■ Data records:
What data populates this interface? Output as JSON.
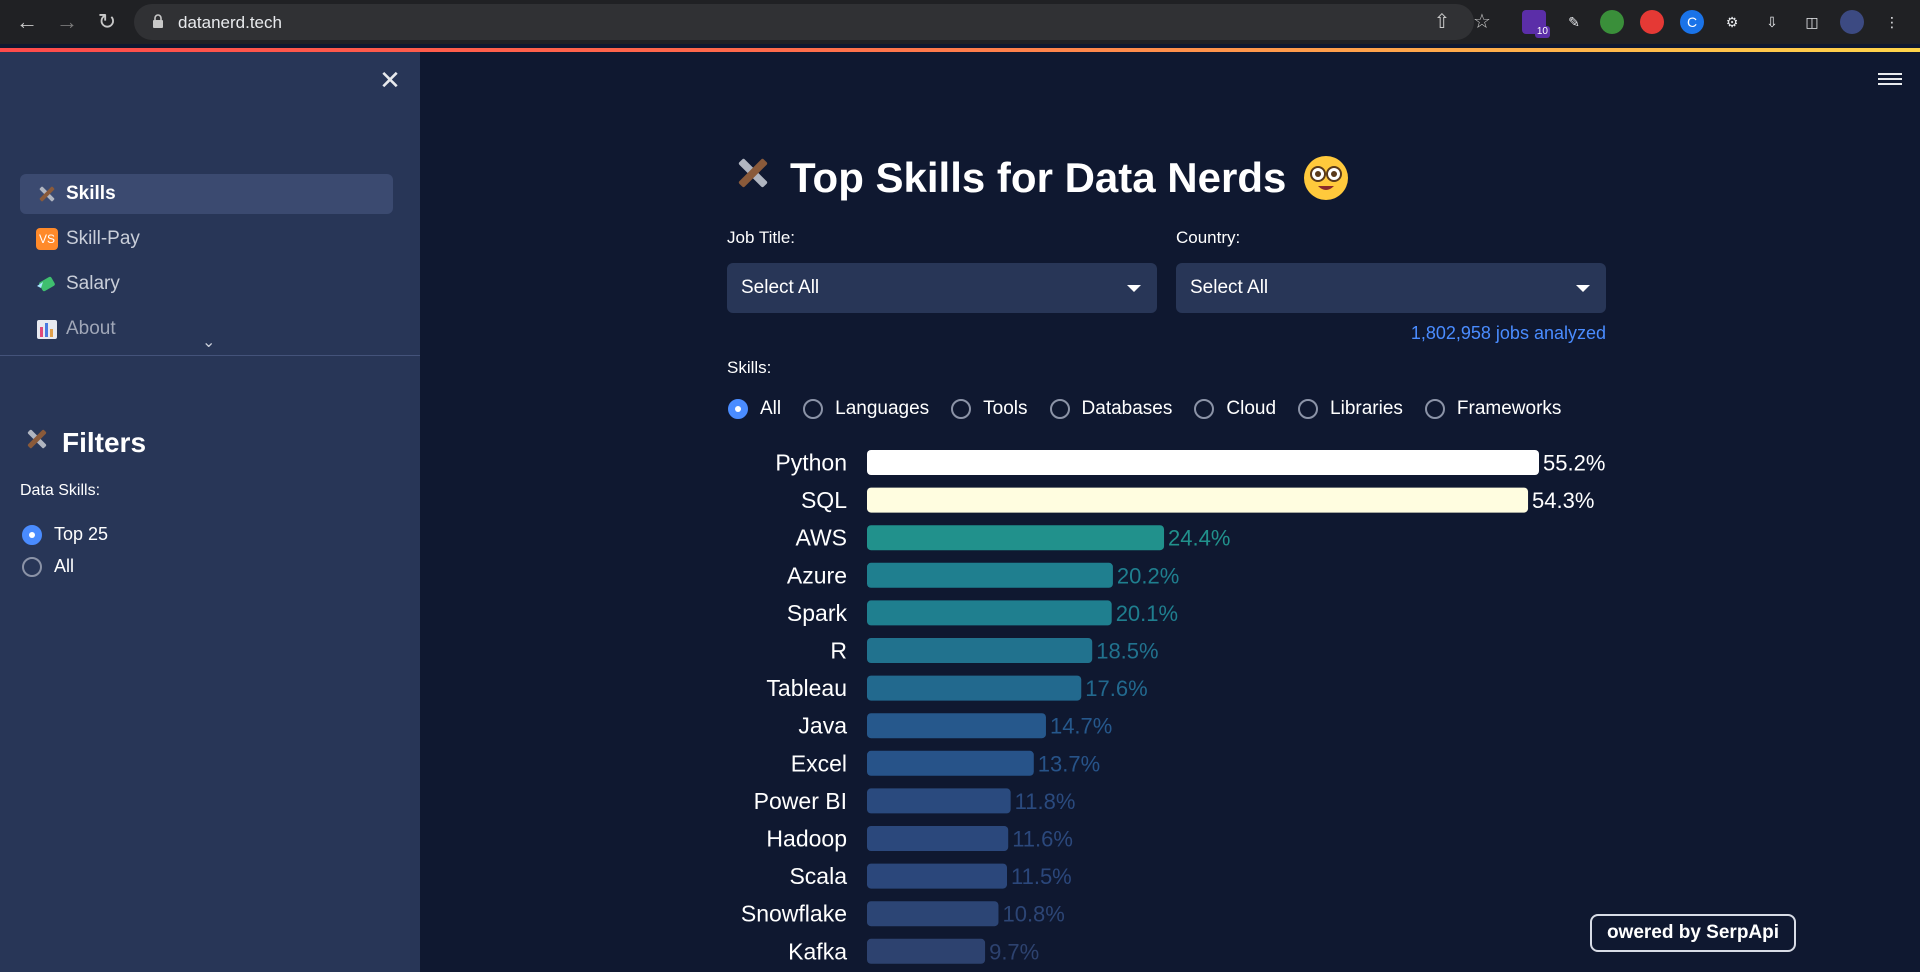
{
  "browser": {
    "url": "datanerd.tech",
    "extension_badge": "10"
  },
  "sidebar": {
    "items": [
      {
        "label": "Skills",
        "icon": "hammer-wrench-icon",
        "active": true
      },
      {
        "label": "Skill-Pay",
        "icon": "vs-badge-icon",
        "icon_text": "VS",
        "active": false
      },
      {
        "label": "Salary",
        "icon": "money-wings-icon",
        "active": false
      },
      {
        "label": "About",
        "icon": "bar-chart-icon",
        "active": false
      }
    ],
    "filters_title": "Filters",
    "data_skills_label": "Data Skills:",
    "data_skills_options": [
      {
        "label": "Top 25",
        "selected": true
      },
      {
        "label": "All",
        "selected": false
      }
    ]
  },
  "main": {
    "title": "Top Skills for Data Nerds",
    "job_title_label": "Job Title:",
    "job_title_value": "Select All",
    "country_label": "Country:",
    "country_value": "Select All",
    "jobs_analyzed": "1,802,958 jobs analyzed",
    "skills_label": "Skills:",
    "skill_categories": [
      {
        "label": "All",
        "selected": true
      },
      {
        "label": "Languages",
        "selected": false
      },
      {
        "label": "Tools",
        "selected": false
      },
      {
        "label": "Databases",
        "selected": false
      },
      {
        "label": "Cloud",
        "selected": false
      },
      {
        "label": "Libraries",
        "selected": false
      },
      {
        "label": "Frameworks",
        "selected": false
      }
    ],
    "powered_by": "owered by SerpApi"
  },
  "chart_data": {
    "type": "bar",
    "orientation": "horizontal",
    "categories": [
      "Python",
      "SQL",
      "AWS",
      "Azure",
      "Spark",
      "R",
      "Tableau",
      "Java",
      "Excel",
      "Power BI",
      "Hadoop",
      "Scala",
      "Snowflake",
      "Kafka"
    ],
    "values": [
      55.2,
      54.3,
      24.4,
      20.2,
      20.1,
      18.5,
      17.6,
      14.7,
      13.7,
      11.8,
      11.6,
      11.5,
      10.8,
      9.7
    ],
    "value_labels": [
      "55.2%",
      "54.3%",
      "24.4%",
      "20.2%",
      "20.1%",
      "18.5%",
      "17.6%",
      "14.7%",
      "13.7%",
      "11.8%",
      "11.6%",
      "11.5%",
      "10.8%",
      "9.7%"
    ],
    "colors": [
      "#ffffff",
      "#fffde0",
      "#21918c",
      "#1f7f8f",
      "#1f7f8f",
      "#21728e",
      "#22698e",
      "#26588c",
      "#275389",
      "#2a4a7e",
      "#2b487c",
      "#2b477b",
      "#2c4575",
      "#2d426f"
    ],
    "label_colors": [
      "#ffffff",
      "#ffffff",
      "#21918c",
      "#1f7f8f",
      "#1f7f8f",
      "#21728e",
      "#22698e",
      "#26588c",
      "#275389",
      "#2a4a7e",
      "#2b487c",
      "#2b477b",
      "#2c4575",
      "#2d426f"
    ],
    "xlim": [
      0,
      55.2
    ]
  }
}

■ Work to complete: Are you able to set down all the lines above exactly, without any pictures?

■ Completed exercise:
What data populates this interface? Output as JSON.
{
  "browser": {
    "url": "datanerd.tech",
    "extension_badge": "10"
  },
  "sidebar": {
    "items": [
      {
        "label": "Skills",
        "icon": "hammer-wrench-icon",
        "active": true
      },
      {
        "label": "Skill-Pay",
        "icon": "vs-badge-icon",
        "icon_text": "VS",
        "active": false
      },
      {
        "label": "Salary",
        "icon": "money-wings-icon",
        "active": false
      },
      {
        "label": "About",
        "icon": "bar-chart-icon",
        "active": false
      }
    ],
    "filters_title": "Filters",
    "data_skills_label": "Data Skills:",
    "data_skills_options": [
      {
        "label": "Top 25",
        "selected": true
      },
      {
        "label": "All",
        "selected": false
      }
    ]
  },
  "main": {
    "title": "Top Skills for Data Nerds",
    "job_title_label": "Job Title:",
    "job_title_value": "Select All",
    "country_label": "Country:",
    "country_value": "Select All",
    "jobs_analyzed": "1,802,958 jobs analyzed",
    "skills_label": "Skills:",
    "skill_categories": [
      {
        "label": "All",
        "selected": true
      },
      {
        "label": "Languages",
        "selected": false
      },
      {
        "label": "Tools",
        "selected": false
      },
      {
        "label": "Databases",
        "selected": false
      },
      {
        "label": "Cloud",
        "selected": false
      },
      {
        "label": "Libraries",
        "selected": false
      },
      {
        "label": "Frameworks",
        "selected": false
      }
    ],
    "powered_by": "owered by SerpApi"
  },
  "chart_data": {
    "type": "bar",
    "orientation": "horizontal",
    "categories": [
      "Python",
      "SQL",
      "AWS",
      "Azure",
      "Spark",
      "R",
      "Tableau",
      "Java",
      "Excel",
      "Power BI",
      "Hadoop",
      "Scala",
      "Snowflake",
      "Kafka"
    ],
    "values": [
      55.2,
      54.3,
      24.4,
      20.2,
      20.1,
      18.5,
      17.6,
      14.7,
      13.7,
      11.8,
      11.6,
      11.5,
      10.8,
      9.7
    ],
    "value_labels": [
      "55.2%",
      "54.3%",
      "24.4%",
      "20.2%",
      "20.1%",
      "18.5%",
      "17.6%",
      "14.7%",
      "13.7%",
      "11.8%",
      "11.6%",
      "11.5%",
      "10.8%",
      "9.7%"
    ],
    "colors": [
      "#ffffff",
      "#fffde0",
      "#21918c",
      "#1f7f8f",
      "#1f7f8f",
      "#21728e",
      "#22698e",
      "#26588c",
      "#275389",
      "#2a4a7e",
      "#2b487c",
      "#2b477b",
      "#2c4575",
      "#2d426f"
    ],
    "label_colors": [
      "#ffffff",
      "#ffffff",
      "#21918c",
      "#1f7f8f",
      "#1f7f8f",
      "#21728e",
      "#22698e",
      "#26588c",
      "#275389",
      "#2a4a7e",
      "#2b487c",
      "#2b477b",
      "#2c4575",
      "#2d426f"
    ],
    "xlim": [
      0,
      55.2
    ]
  }
}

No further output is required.